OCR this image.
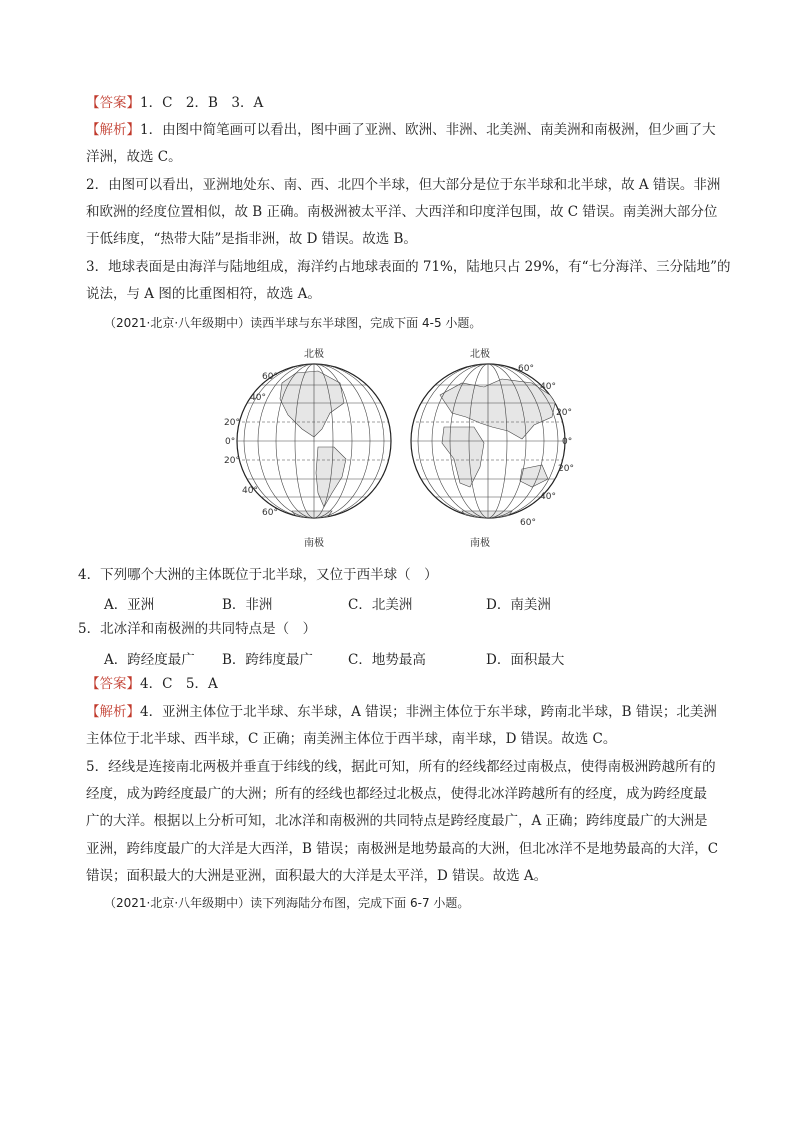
【答案】1．C　2．B　3．A
【解析】1．由图中简笔画可以看出，图中画了亚洲、欧洲、非洲、北美洲、南美洲和南极洲，但少画了大
洋洲，故选 C。
2．由图可以看出，亚洲地处东、南、西、北四个半球，但大部分是位于东半球和北半球，故 A 错误。非洲
和欧洲的经度位置相似，故 B 正确。南极洲被太平洋、大西洋和印度洋包围，故 C 错误。南美洲大部分位
于低纬度，“热带大陆”是指非洲，故 D 错误。故选 B。
3．地球表面是由海洋与陆地组成，海洋约占地球表面的 71%，陆地只占 29%，有“七分海洋、三分陆地”的
说法，与 A 图的比重图相符，故选 A。
（2021·北京·八年级期中）读西半球与东半球图，完成下面 4-5 小题。
北极
南极
60°
40°
20°
0°
20°
40°
60°
北极
南极
60°
40°
20°
0°
20°
40°
60°
4．下列哪个大洲的主体既位于北半球，又位于西半球（　）
A．亚洲	B．非洲	C．北美洲	D．南美洲
5．北冰洋和南极洲的共同特点是（　）
A．跨经度最广 B．跨纬度最广	C．地势最高	D．面积最大
【答案】4．C　5．A
【解析】4．亚洲主体位于北半球、东半球，A 错误；非洲主体位于东半球，跨南北半球，B 错误；北美洲
主体位于北半球、西半球，C 正确；南美洲主体位于西半球，南半球，D 错误。故选 C。
5．经线是连接南北两极并垂直于纬线的线，据此可知，所有的经线都经过南极点，使得南极洲跨越所有的
经度，成为跨经度最广的大洲；所有的经线也都经过北极点，使得北冰洋跨越所有的经度，成为跨经度最
广的大洋。根据以上分析可知，北冰洋和南极洲的共同特点是跨经度最广，A 正确；跨纬度最广的大洲是
亚洲，跨纬度最广的大洋是大西洋，B 错误；南极洲是地势最高的大洲，但北冰洋不是地势最高的大洋，C
错误；面积最大的大洲是亚洲，面积最大的大洋是太平洋，D 错误。故选 A。
（2021·北京·八年级期中）读下列海陆分布图，完成下面 6-7 小题。
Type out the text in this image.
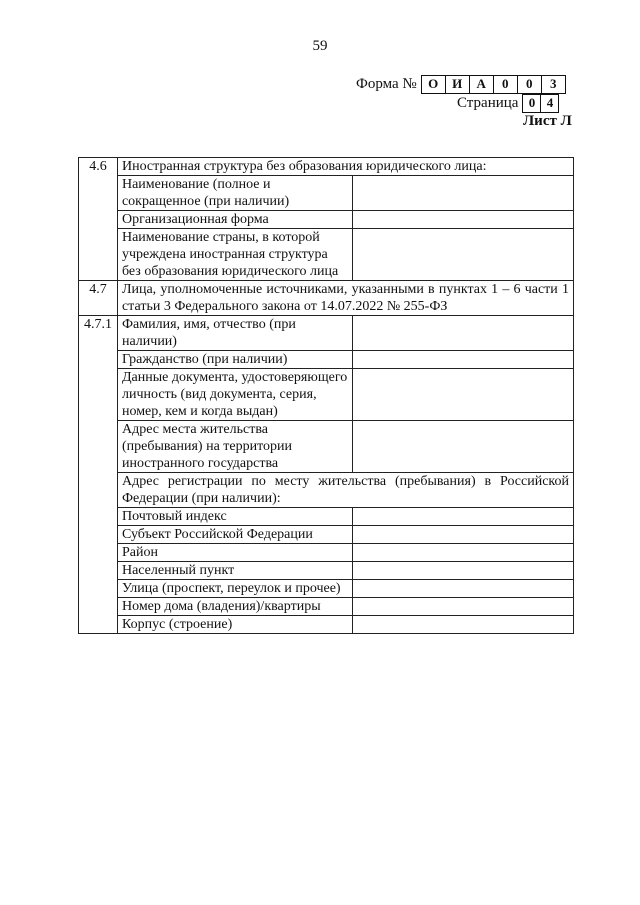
59
Форма № О	И	А	0	0	3
Страница 0 4
Лист Л
4.6	Иностранная структура без образования юридического лица:	
	Наименование (полное и сокращенное (при наличии)	
	Организационная форма	
	Наименование страны, в которой учреждена иностранная структура без образования юридического лица	
4.7	Лица, уполномоченные источниками, указанными в пунктах 1 – 6 части 1 статьи 3 Федерального закона от 14.07.2022 № 255-ФЗ	
4.7.1	Фамилия, имя, отчество (при наличии)	
	Гражданство (при наличии)	
	Данные документа, удостоверяющего личность (вид документа, серия, номер, кем и когда выдан)	
	Адрес места жительства (пребывания) на территории иностранного государства	
	Адрес регистрации по месту жительства (пребывания) в Российской Федерации (при наличии):	
	Почтовый индекс	
	Субъект Российской Федерации	
	Район	
	Населенный пункт	
	Улица (проспект, переулок и прочее)	
	Номер дома (владения)/квартиры	
	Корпус (строение)	
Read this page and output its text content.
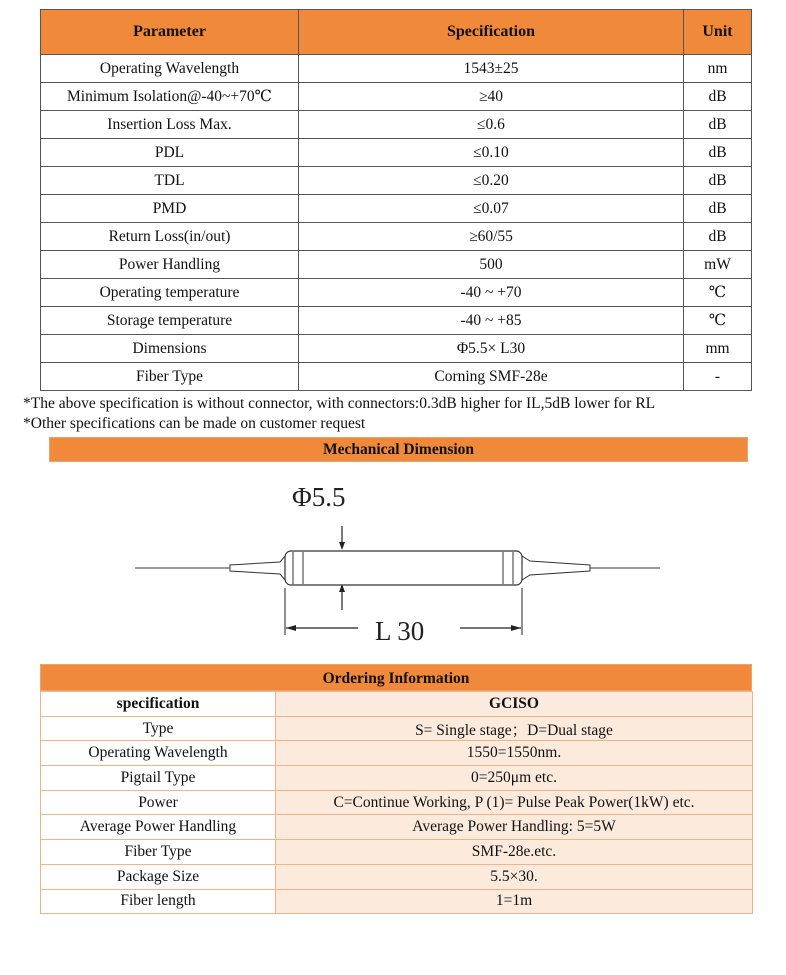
Parameter	Specification	Unit
Operating Wavelength	1543±25	nm
Minimum Isolation@-40~+70℃	≥40	dB
Insertion Loss Max.	≤0.6	dB
PDL	≤0.10	dB
TDL	≤0.20	dB
PMD	≤0.07	dB
Return Loss(in/out)	≥60/55	dB
Power Handling	500	mW
Operating temperature	-40 ~ +70	℃
Storage temperature	-40 ~ +85	℃
Dimensions	Φ5.5× L30	mm
Fiber Type	Corning SMF-28e	-
*The above specification is without connector, with connectors:0.3dB higher for IL,5dB lower for RL
*Other specifications can be made on customer request
Mechanical Dimension
Φ5.5
L 30
Ordering Information
specification	GCISO
Type	S= Single stage；D=Dual stage
Operating Wavelength	1550=1550nm.
Pigtail Type	0=250μm etc.
Power	C=Continue Working, P (1)= Pulse Peak Power(1kW) etc.
Average Power Handling	Average Power Handling: 5=5W
Fiber Type	SMF-28e.etc.
Package Size	5.5×30.
Fiber length	1=1m
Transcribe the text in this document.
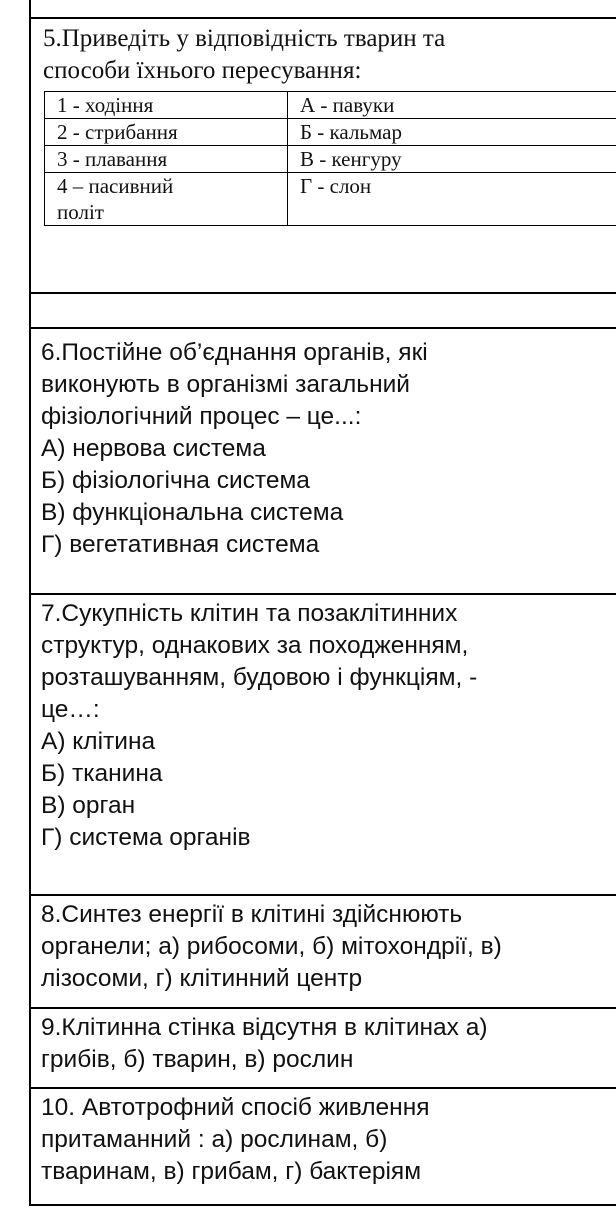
5.Приведіть у відповідність тварин та
способи їхнього пересування:
1 - ходіння	А - павуки
2 - стрибання	Б - кальмар
3 - плавання	В - кенгуру

4 – пасивний
політ	Г - слон
6.Постійне об’єднання органів, які
виконують в організмі загальний
фізіологічний процес – це...:
А) нервова система
Б) фізіологічна система
В) функціональна система
Г) вегетативная система
7.Сукупність клітин та позаклітинних
структур, однакових за походженням,
розташуванням, будовою і функціям, -
це…:
А) клітина
Б) тканина
В) орган
Г) система органів
8.Синтез енергії в клітині здійснюють
органели; а) рибосоми, б) мітохондрії, в)
лізосоми, г) клітинний центр
9.Клітинна стінка відсутня в клітинах а)
грибів, б) тварин, в) рослин
10. Автотрофний спосіб живлення
притаманний : а) рослинам, б)
тваринам, в) грибам, г) бактеріям
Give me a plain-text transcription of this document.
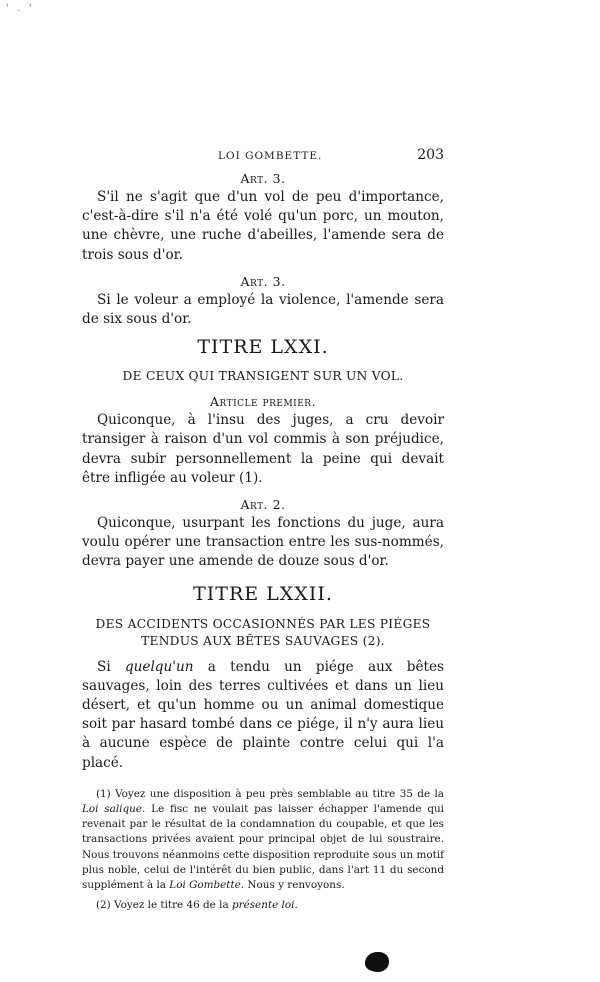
' . '
LOI GOMBETTE.	203
Art. 3.

S'il ne s'agit que d'un vol de peu d'importance, c'est-à-dire s'il n'a été volé qu'un porc, un mouton, une chèvre, une ruche d'abeilles, l'amende sera de trois sous d'or.

Art. 3.

Si le voleur a employé la violence, l'amende sera de six sous d'or.

TITRE LXXI.
DE CEUX QUI TRANSIGENT SUR UN VOL.
Article premier.

Quiconque, à l'insu des juges, a cru devoir transiger à raison d'un vol commis à son préjudice, devra subir personnellement la peine qui devait être infligée au voleur (1).

Art. 2.

Quiconque, usurpant les fonctions du juge, aura voulu opérer une transaction entre les sus-nommés, devra payer une amende de douze sous d'or.

TITRE LXXII.
DES ACCIDENTS OCCASIONNÉS PAR LES PIÉGES TENDUS AUX BÊTES SAUVAGES (2).

Si quelqu'un a tendu un piége aux bêtes sauvages, loin des terres cultivées et dans un lieu désert, et qu'un homme ou un animal domestique soit par hasard tombé dans ce piége, il n'y aura lieu à aucune espèce de plainte contre celui qui l'a placé.

(1) Voyez une disposition à peu près semblable au titre 35 de la Loi salique. Le fisc ne voulait pas laisser échapper l'amende qui revenait par le résultat de la condamnation du coupable, et que les transactions privées avaient pour principal objet de lui soustraire. Nous trouvons néanmoins cette disposition reproduite sous un motif plus noble, celui de l'intérêt du bien public, dans l'art 11 du second supplément à la Loi Gombette. Nous y renvoyons.
(2) Voyez le titre 46 de la présente loi.
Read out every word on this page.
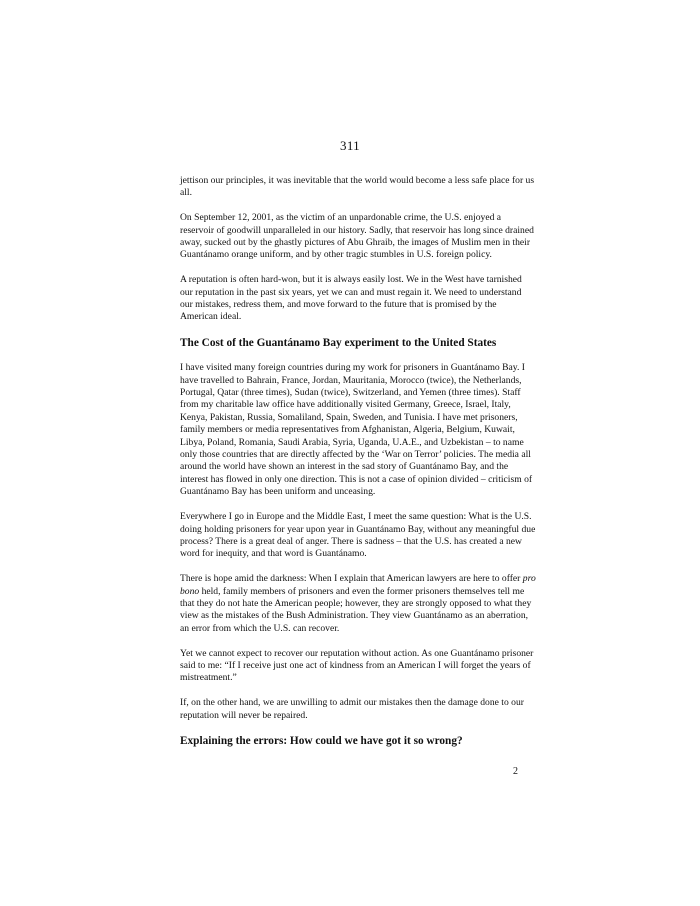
311

jettison our principles, it was inevitable that the world would become a less safe place for us all.

On September 12, 2001, as the victim of an unpardonable crime, the U.S. enjoyed a reservoir of goodwill unparalleled in our history. Sadly, that reservoir has long since drained away, sucked out by the ghastly pictures of Abu Ghraib, the images of Muslim men in their Guantánamo orange uniform, and by other tragic stumbles in U.S. foreign policy.

A reputation is often hard-won, but it is always easily lost. We in the West have tarnished our reputation in the past six years, yet we can and must regain it. We need to understand our mistakes, redress them, and move forward to the future that is promised by the American ideal.

The Cost of the Guantánamo Bay experiment to the United States

I have visited many foreign countries during my work for prisoners in Guantánamo Bay. I have travelled to Bahrain, France, Jordan, Mauritania, Morocco (twice), the Netherlands, Portugal, Qatar (three times), Sudan (twice), Switzerland, and Yemen (three times). Staff from my charitable law office have additionally visited Germany, Greece, Israel, Italy, Kenya, Pakistan, Russia, Somaliland, Spain, Sweden, and Tunisia. I have met prisoners, family members or media representatives from Afghanistan, Algeria, Belgium, Kuwait, Libya, Poland, Romania, Saudi Arabia, Syria, Uganda, U.A.E., and Uzbekistan – to name only those countries that are directly affected by the ‘War on Terror’ policies. The media all around the world have shown an interest in the sad story of Guantánamo Bay, and the interest has flowed in only one direction. This is not a case of opinion divided – criticism of Guantánamo Bay has been uniform and unceasing.

Everywhere I go in Europe and the Middle East, I meet the same question: What is the U.S. doing holding prisoners for year upon year in Guantánamo Bay, without any meaningful due process? There is a great deal of anger. There is sadness – that the U.S. has created a new word for inequity, and that word is Guantánamo.

There is hope amid the darkness: When I explain that American lawyers are here to offer pro bono held, family members of prisoners and even the former prisoners themselves tell me that they do not hate the American people; however, they are strongly opposed to what they view as the mistakes of the Bush Administration. They view Guantánamo as an aberration, an error from which the U.S. can recover.

Yet we cannot expect to recover our reputation without action. As one Guantánamo prisoner said to me: “If I receive just one act of kindness from an American I will forget the years of mistreatment.”

If, on the other hand, we are unwilling to admit our mistakes then the damage done to our reputation will never be repaired.

Explaining the errors: How could we have got it so wrong?
2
::::::::
*PROBLEM DESCRIPTION*
Copy each line of the listing that holds the word "sera".

*OUTPUT OF THE EXERCISE*
S'il ne s'agit que d'un vol de peu d'importance, c'est-à-dire s'il n'a été volé qu'un porc, un mouton, une chèvre, une ruche d'abeilles, l'amende sera de trois sous d'or.
Si le voleur a employé la violence, l'amende sera de six sous d'or.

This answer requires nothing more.